§ Your instructions: Gather all lines in the entries below that include the word "text".
═════ Dataset rows ═════
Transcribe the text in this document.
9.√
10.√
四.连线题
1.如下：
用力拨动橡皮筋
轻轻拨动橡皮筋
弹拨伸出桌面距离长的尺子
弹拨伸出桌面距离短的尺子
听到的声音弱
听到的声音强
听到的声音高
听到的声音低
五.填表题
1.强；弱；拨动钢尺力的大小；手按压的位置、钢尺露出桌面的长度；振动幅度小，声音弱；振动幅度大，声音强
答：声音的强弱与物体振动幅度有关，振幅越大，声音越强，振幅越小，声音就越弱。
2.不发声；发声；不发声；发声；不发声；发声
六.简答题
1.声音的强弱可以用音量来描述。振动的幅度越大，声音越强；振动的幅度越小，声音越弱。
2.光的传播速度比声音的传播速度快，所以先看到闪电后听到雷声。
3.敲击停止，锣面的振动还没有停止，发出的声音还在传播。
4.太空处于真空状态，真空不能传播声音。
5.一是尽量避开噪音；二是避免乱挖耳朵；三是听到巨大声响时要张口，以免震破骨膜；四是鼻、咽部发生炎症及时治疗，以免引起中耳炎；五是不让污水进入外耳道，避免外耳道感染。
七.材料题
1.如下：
═════
═════ Dataset rows ═════
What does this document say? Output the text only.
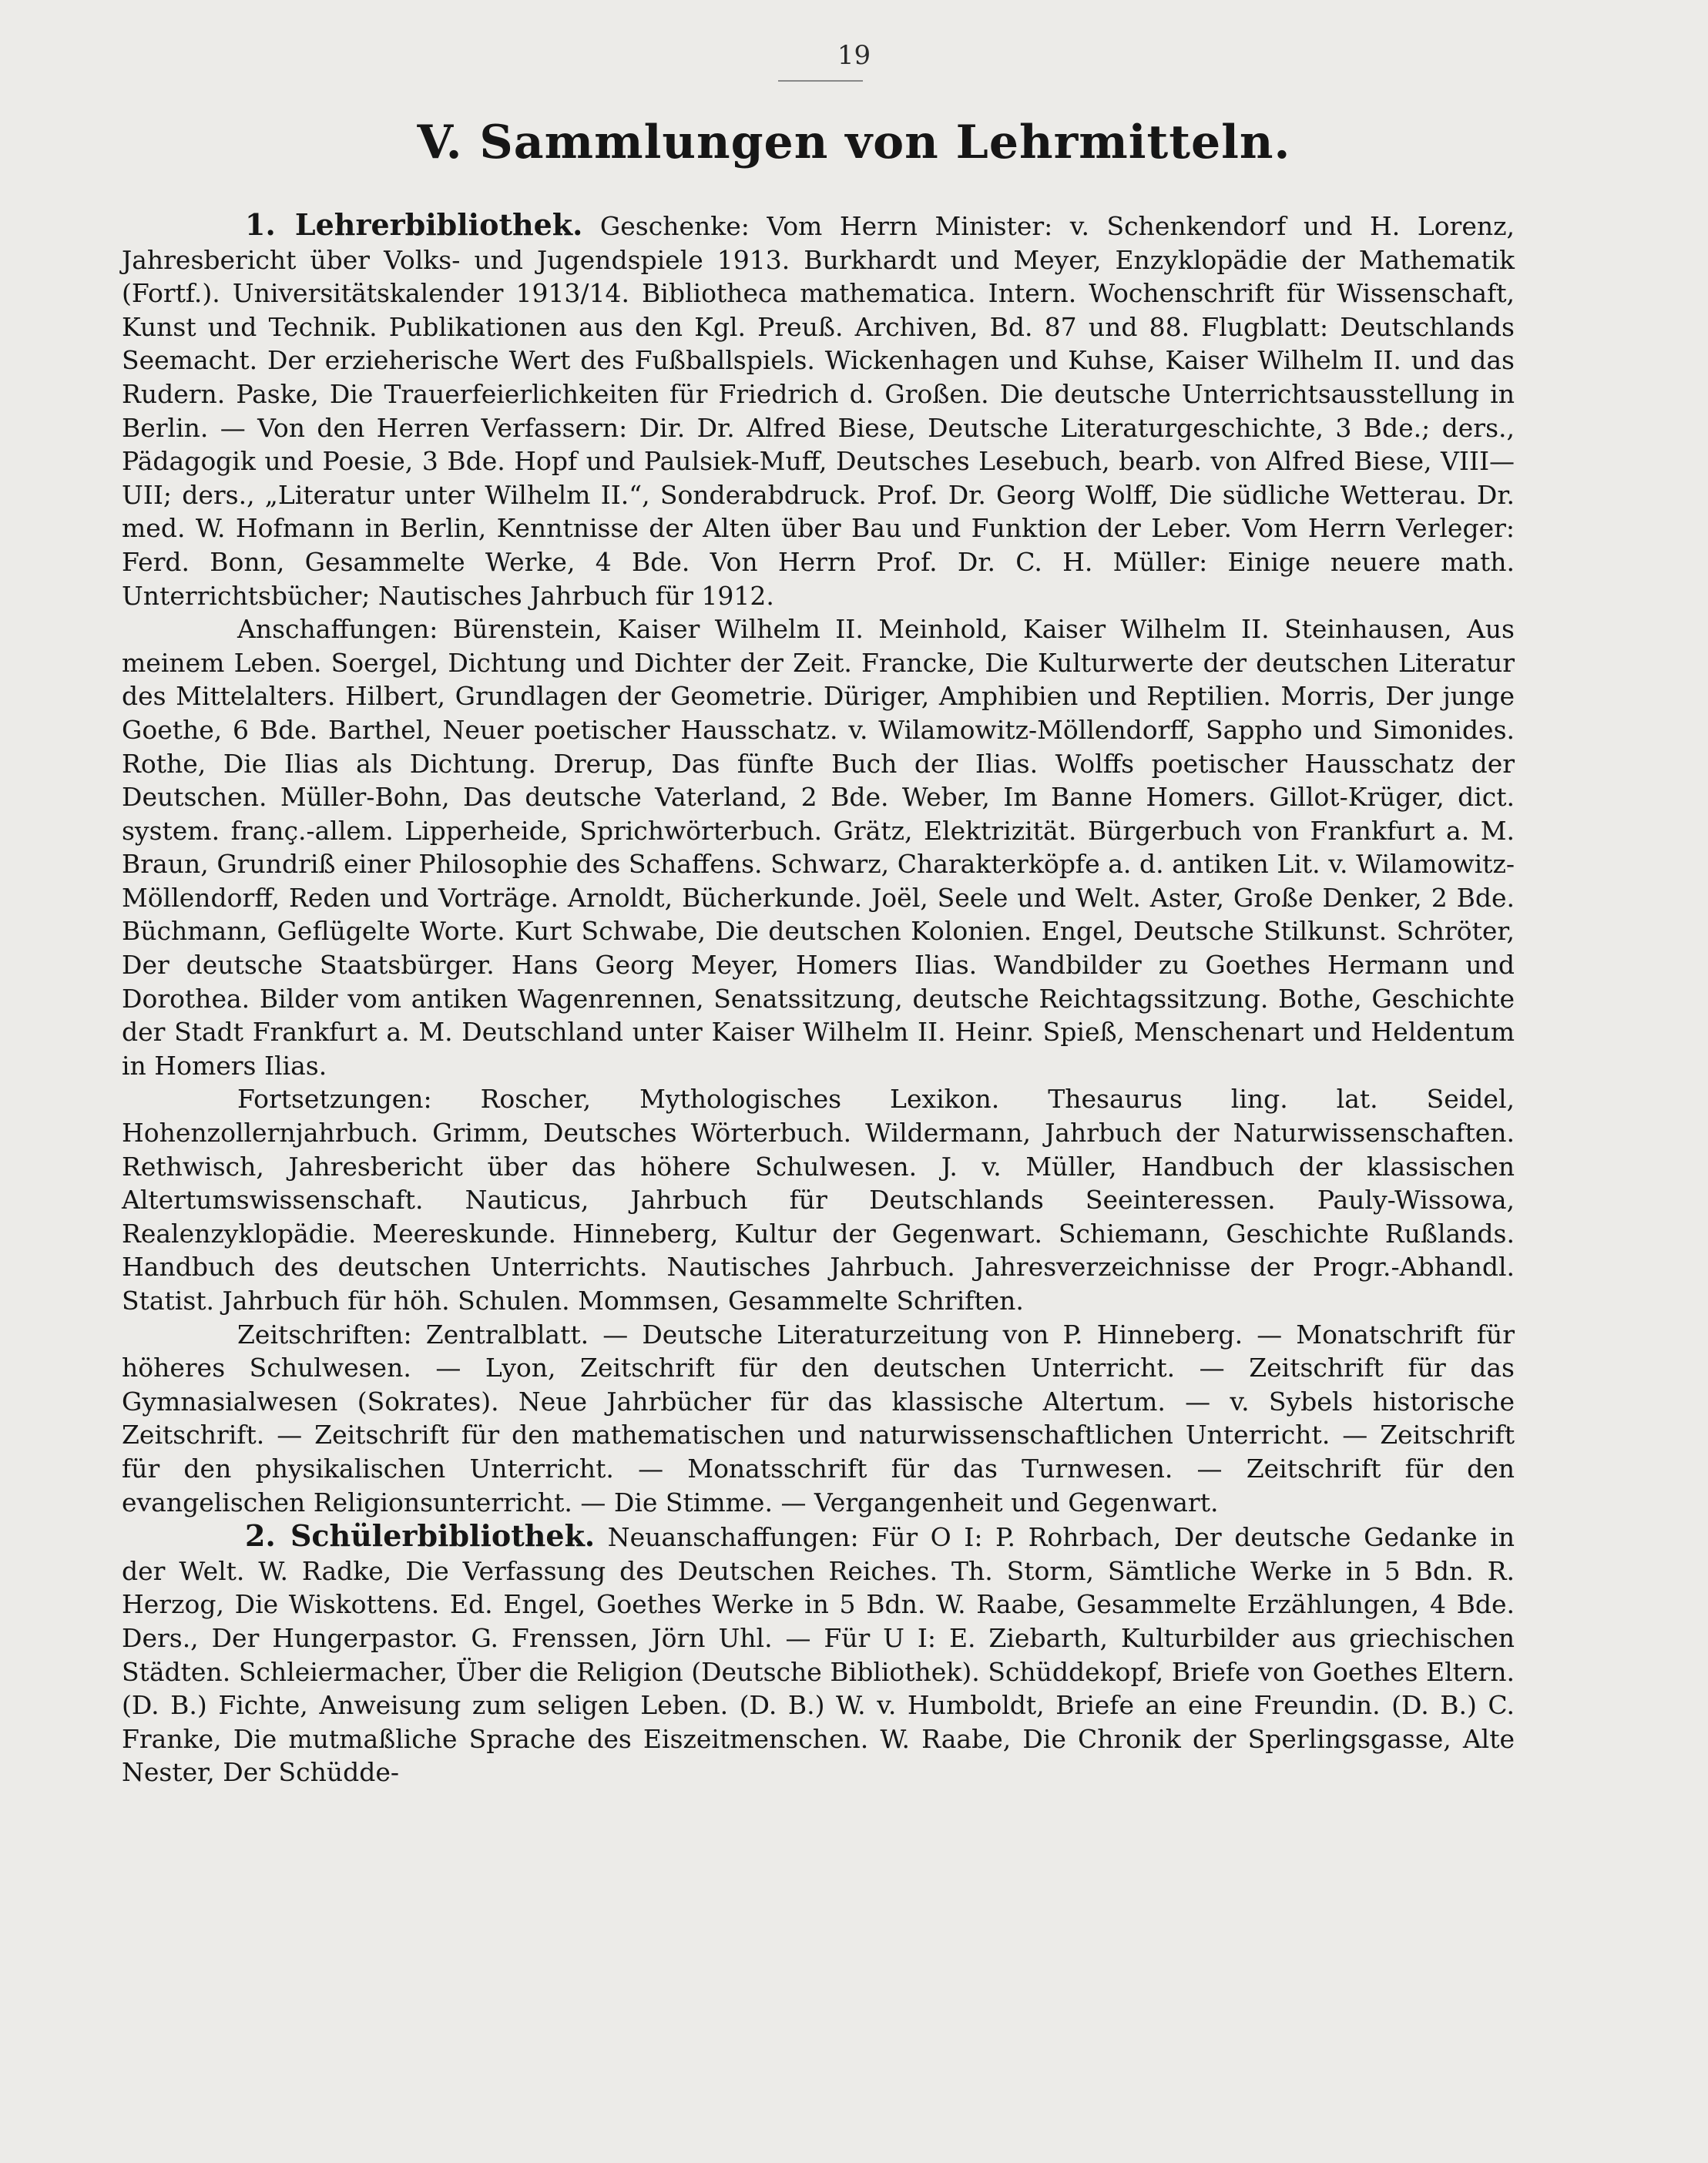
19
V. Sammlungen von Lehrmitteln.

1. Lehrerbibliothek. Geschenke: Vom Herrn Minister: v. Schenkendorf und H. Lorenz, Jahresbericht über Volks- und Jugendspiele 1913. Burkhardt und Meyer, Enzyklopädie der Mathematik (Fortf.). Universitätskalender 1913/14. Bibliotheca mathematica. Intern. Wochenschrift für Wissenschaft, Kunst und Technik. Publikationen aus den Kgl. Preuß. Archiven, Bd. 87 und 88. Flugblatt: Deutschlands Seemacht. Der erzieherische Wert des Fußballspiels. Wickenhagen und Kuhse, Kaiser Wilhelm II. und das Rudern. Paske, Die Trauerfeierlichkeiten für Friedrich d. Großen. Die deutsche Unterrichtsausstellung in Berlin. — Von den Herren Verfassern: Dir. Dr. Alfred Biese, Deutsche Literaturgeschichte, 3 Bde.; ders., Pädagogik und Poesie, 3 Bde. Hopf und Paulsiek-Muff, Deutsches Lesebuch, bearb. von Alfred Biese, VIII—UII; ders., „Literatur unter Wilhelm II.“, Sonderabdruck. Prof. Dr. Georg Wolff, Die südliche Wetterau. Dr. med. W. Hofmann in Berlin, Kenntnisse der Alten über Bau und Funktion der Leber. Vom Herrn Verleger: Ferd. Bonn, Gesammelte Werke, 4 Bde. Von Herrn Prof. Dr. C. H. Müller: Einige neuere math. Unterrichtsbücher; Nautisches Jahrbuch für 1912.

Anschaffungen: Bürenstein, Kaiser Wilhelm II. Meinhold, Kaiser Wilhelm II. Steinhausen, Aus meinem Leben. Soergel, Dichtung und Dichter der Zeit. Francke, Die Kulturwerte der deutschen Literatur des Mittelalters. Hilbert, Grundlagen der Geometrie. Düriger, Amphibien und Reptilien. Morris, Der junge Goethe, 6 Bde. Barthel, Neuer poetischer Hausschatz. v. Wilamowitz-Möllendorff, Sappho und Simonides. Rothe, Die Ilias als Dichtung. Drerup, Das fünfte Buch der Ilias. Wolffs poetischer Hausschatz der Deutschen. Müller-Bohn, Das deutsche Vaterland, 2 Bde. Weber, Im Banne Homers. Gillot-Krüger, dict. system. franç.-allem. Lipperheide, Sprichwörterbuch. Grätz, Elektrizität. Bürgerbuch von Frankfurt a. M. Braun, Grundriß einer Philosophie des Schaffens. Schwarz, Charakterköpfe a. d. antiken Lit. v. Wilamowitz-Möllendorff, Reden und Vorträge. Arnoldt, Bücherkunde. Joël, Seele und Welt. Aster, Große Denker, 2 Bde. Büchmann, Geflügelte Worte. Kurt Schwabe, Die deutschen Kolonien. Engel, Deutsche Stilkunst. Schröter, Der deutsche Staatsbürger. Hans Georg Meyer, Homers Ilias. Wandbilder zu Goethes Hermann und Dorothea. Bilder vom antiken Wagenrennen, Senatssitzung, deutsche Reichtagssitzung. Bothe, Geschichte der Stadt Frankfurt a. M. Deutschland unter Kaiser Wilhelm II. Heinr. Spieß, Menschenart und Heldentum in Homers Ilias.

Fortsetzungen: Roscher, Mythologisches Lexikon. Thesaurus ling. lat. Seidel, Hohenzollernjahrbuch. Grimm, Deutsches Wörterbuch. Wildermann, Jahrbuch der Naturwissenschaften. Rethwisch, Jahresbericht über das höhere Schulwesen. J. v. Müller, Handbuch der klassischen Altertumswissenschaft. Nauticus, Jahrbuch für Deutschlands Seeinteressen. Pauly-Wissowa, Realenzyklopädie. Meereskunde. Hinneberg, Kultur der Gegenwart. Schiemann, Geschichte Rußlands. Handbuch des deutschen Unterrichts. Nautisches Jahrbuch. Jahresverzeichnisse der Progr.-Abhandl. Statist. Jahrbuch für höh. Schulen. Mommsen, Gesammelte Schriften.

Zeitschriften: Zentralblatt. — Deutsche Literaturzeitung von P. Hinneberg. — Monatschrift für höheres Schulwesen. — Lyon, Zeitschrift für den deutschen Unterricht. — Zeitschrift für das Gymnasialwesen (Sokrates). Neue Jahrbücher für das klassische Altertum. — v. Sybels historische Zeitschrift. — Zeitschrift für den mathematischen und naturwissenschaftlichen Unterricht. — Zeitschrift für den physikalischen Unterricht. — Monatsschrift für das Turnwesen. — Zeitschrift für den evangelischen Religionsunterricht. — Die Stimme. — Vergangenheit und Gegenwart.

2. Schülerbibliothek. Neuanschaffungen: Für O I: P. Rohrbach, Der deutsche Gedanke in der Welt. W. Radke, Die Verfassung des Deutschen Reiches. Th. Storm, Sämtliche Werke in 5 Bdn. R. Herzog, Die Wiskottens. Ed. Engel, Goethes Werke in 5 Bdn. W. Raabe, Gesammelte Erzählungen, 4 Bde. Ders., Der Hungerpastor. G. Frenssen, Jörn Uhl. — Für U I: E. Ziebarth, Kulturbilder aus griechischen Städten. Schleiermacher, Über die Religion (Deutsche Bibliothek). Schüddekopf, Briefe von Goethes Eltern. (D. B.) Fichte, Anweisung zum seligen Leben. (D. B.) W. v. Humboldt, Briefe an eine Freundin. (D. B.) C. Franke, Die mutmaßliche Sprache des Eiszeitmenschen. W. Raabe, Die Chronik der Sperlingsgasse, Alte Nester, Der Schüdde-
═════
§ Task solution:
Transcribe the text in this document.
What does this document say? Output the text only.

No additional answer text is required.